_Written exercise_:
Below is the data. Give it again, complete and exact.

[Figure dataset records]
=======
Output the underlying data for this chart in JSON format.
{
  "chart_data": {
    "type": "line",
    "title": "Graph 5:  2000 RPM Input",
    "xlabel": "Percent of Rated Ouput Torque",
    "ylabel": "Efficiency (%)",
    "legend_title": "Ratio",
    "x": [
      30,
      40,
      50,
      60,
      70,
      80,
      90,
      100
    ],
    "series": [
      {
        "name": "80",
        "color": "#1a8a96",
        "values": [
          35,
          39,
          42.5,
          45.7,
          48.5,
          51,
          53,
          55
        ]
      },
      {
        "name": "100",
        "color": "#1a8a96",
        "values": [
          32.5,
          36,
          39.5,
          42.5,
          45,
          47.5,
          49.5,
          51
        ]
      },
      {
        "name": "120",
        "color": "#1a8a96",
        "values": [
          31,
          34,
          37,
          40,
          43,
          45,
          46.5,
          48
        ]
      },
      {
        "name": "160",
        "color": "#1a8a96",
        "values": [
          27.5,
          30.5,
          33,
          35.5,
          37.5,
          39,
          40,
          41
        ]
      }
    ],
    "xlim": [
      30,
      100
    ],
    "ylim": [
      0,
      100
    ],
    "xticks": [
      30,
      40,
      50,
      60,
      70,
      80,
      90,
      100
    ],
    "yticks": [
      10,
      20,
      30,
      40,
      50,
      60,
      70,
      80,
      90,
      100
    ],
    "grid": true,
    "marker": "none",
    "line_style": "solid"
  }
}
=======
_Output of the task_:
Output the underlying data for this chart in JSON format.
{
  "chart_data": {
    "type": "line",
    "title": "Graph 5:  2000 RPM Input",
    "xlabel": "Percent of Rated Ouput Torque",
    "ylabel": "Efficiency (%)",
    "legend_title": "Ratio",
    "x": [
      30,
      40,
      50,
      60,
      70,
      80,
      90,
      100
    ],
    "series": [
      {
        "name": "80",
        "color": "#1a8a96",
        "values": [
          35,
          39,
          42.5,
          45.7,
          48.5,
          51,
          53,
          55
        ]
      },
      {
        "name": "100",
        "color": "#1a8a96",
        "values": [
          32.5,
          36,
          39.5,
          42.5,
          45,
          47.5,
          49.5,
          51
        ]
      },
      {
        "name": "120",
        "color": "#1a8a96",
        "values": [
          31,
          34,
          37,
          40,
          43,
          45,
          46.5,
          48
        ]
      },
      {
        "name": "160",
        "color": "#1a8a96",
        "values": [
          27.5,
          30.5,
          33,
          35.5,
          37.5,
          39,
          40,
          41
        ]
      }
    ],
    "xlim": [
      30,
      100
    ],
    "ylim": [
      0,
      100
    ],
    "xticks": [
      30,
      40,
      50,
      60,
      70,
      80,
      90,
      100
    ],
    "yticks": [
      10,
      20,
      30,
      40,
      50,
      60,
      70,
      80,
      90,
      100
    ],
    "grid": true,
    "marker": "none",
    "line_style": "solid"
  }
}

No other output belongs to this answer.